[begin DATA SHOWN]

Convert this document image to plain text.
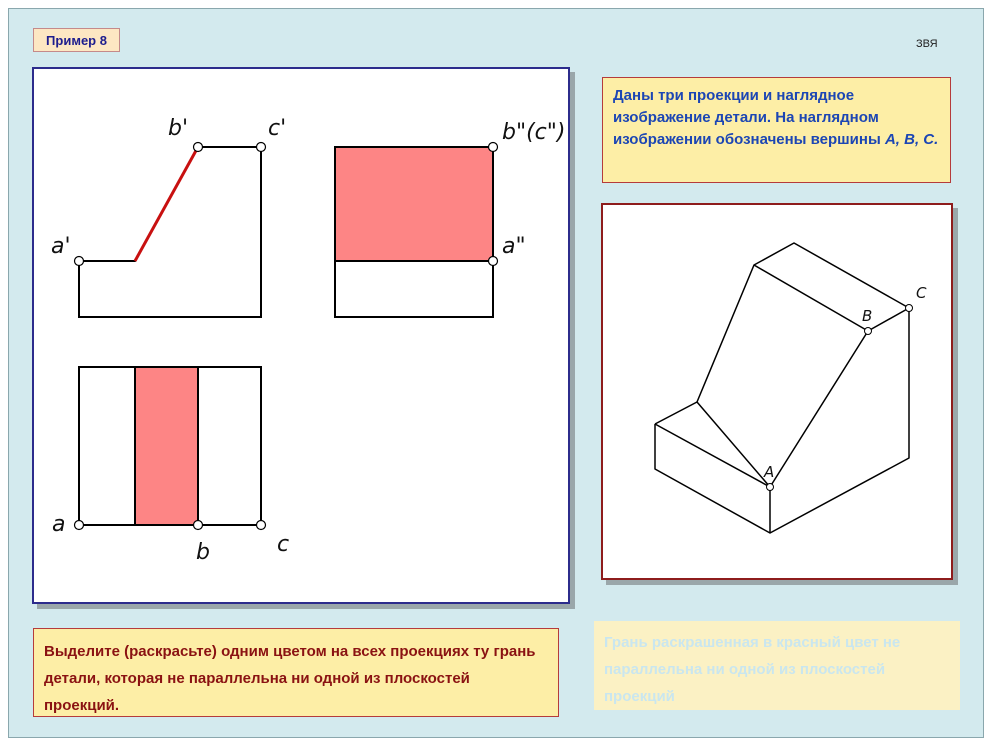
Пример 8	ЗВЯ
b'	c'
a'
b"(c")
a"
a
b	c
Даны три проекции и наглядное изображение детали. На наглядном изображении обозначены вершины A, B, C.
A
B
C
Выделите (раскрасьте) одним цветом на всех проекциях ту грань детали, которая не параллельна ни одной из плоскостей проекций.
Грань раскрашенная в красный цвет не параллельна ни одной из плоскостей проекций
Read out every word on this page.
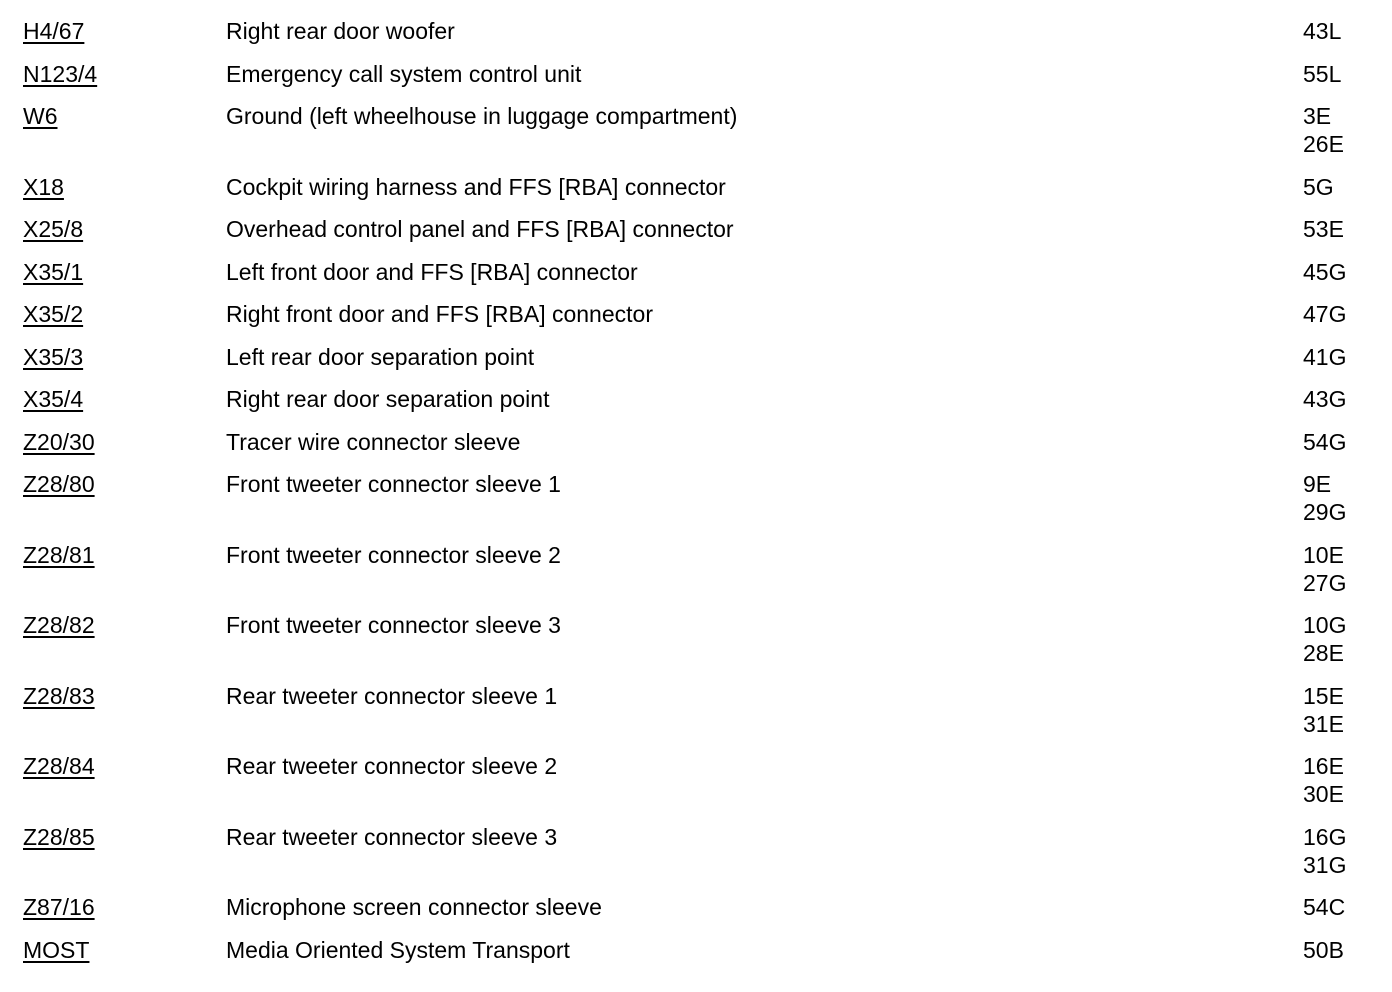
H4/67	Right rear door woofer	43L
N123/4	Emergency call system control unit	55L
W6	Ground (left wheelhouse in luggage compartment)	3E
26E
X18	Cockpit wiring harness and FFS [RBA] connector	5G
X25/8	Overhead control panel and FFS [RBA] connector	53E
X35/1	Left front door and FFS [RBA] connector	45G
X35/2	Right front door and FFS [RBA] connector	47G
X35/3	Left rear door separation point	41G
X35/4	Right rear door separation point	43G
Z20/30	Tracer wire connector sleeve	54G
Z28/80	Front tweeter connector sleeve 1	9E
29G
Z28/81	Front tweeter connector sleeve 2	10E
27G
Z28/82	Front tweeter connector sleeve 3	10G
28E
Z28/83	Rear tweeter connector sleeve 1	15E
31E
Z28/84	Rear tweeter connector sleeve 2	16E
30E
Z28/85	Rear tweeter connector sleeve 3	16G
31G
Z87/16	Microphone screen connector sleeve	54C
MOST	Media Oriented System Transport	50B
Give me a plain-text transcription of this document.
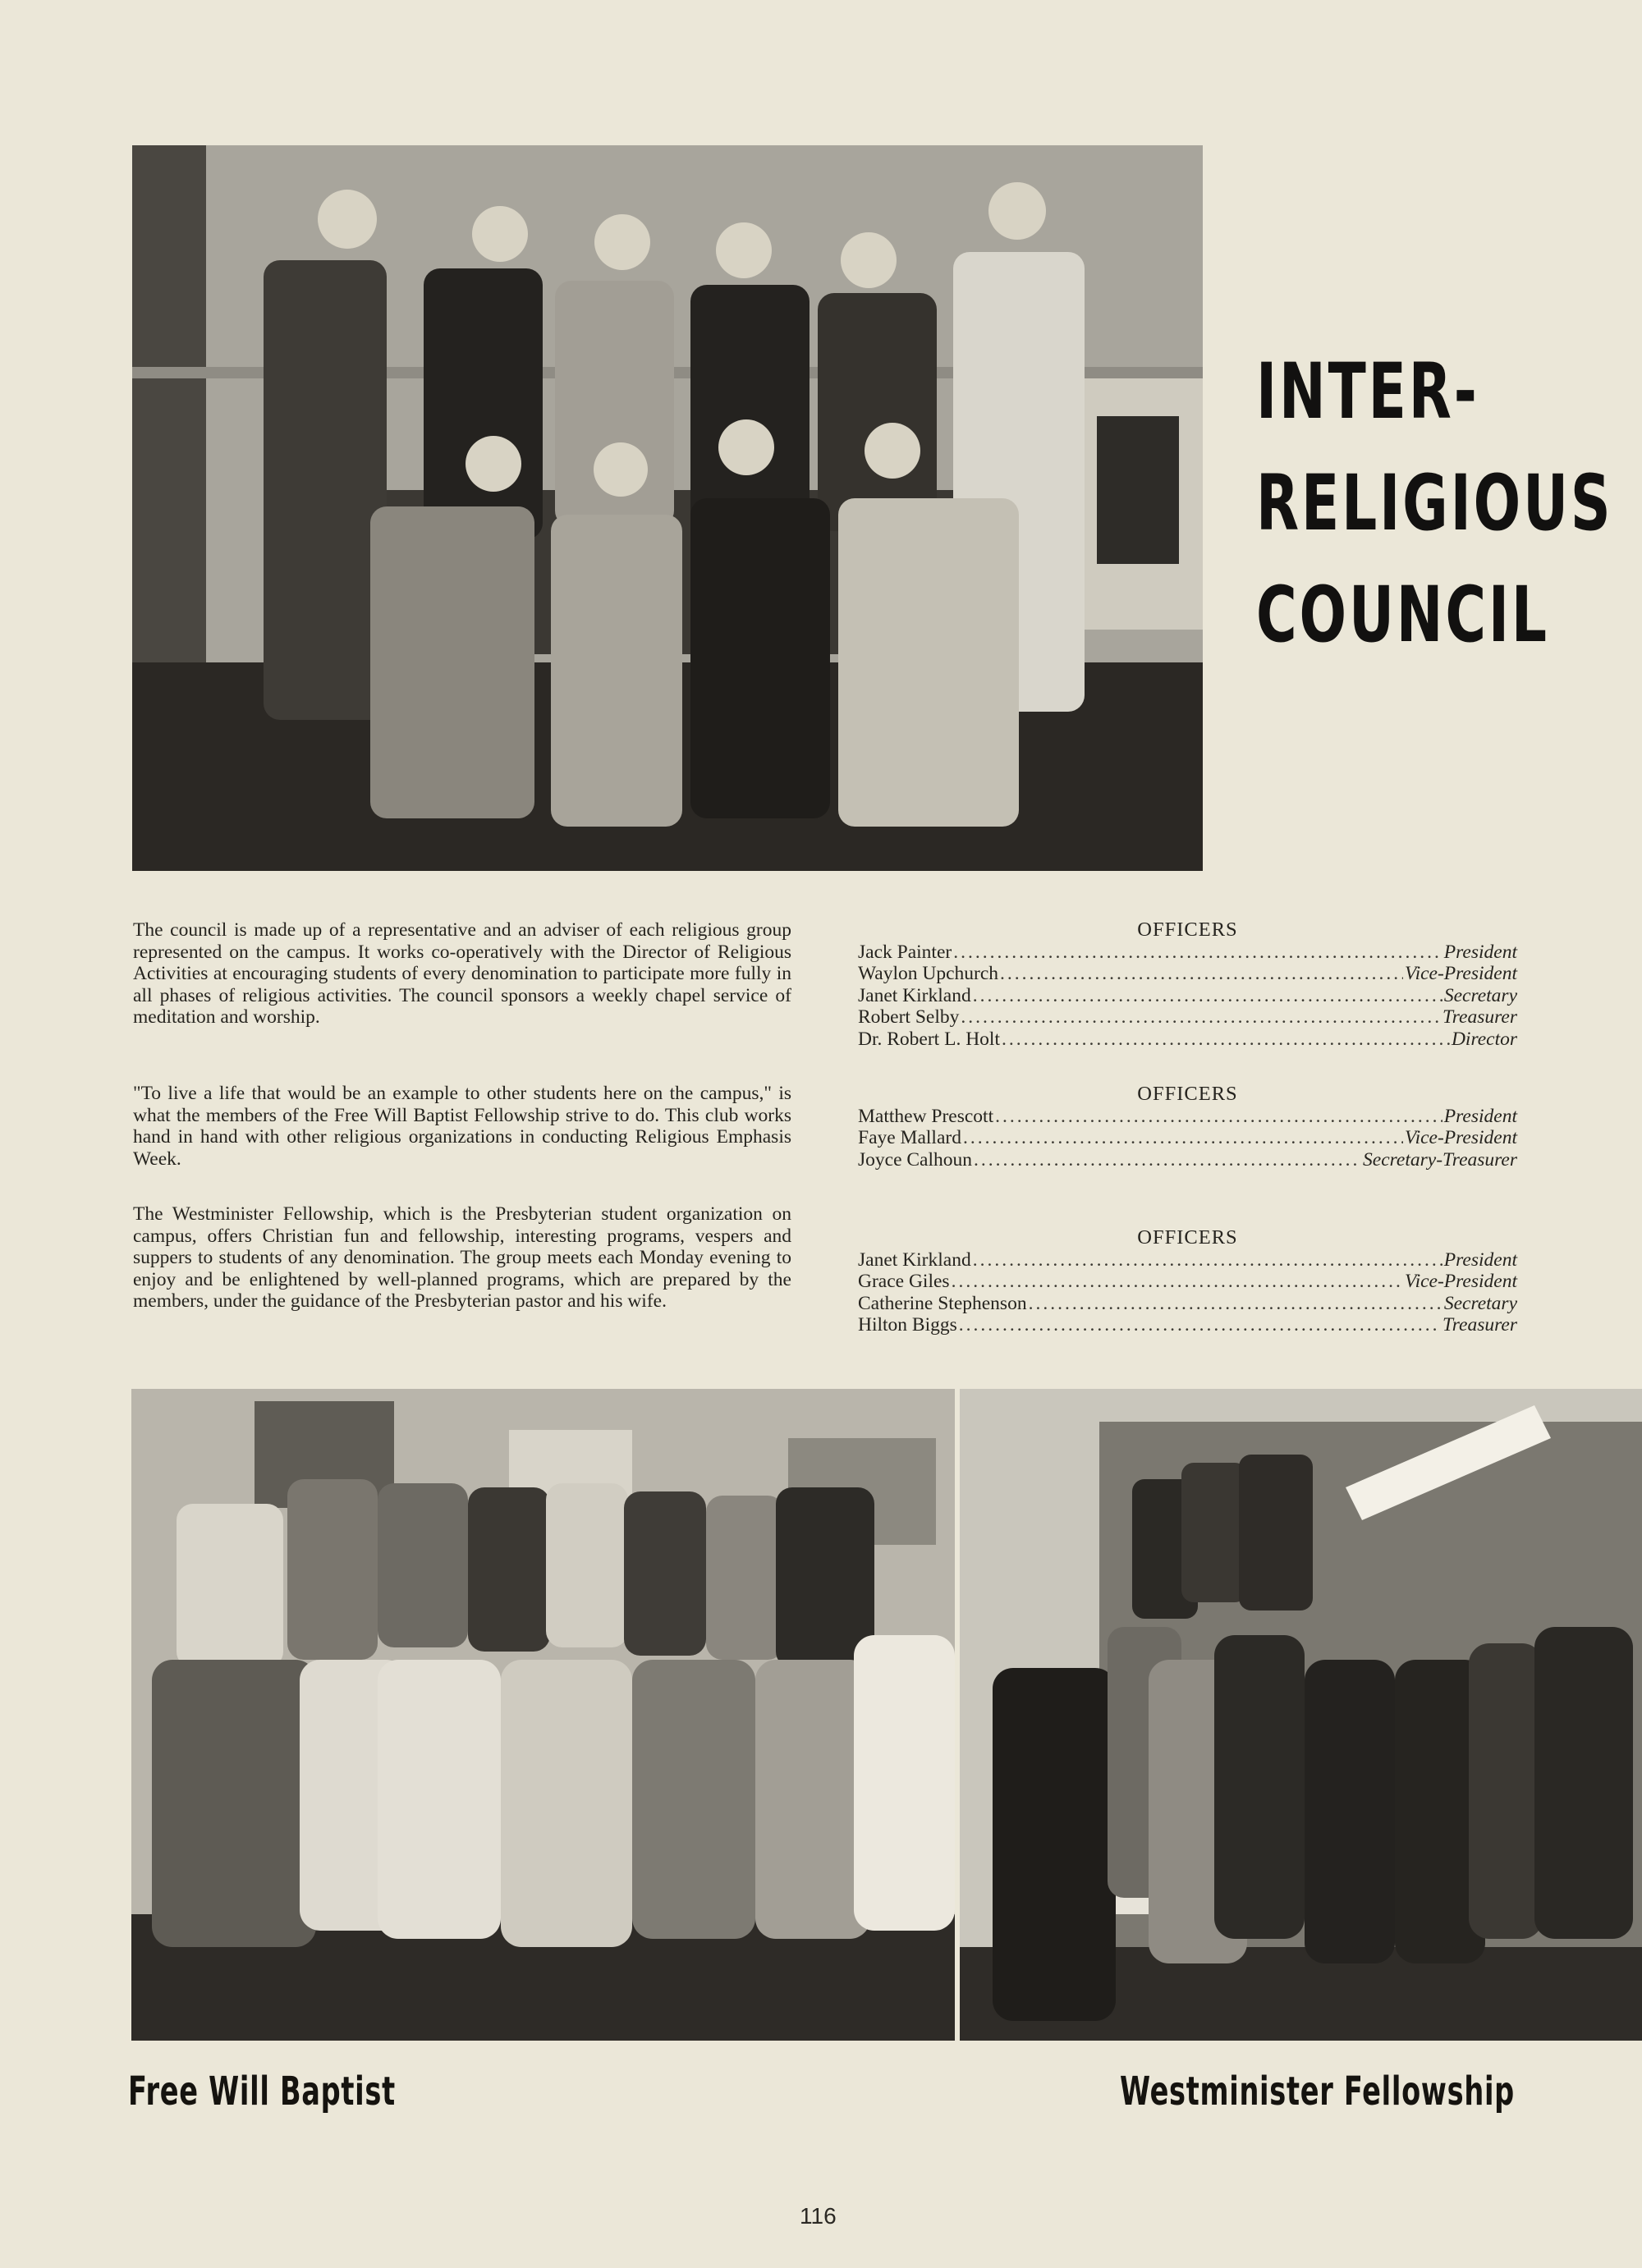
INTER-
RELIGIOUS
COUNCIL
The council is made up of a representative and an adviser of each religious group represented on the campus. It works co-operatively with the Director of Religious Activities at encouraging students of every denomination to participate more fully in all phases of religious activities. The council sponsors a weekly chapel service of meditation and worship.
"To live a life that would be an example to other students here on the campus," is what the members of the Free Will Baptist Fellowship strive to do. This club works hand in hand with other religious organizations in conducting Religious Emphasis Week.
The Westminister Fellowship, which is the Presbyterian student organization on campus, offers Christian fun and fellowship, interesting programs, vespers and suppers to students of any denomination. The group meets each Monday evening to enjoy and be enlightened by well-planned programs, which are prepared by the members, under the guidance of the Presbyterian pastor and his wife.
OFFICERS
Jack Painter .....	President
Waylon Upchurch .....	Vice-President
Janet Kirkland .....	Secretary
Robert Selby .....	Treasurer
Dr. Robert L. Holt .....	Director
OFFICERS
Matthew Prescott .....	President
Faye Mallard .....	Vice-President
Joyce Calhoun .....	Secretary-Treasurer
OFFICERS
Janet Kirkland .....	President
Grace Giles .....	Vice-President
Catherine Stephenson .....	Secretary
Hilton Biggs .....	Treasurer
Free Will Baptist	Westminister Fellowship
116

[end DATA SHOWN]

Count up every line above that has the word "плоскостей" in it; answer with the number alone.

2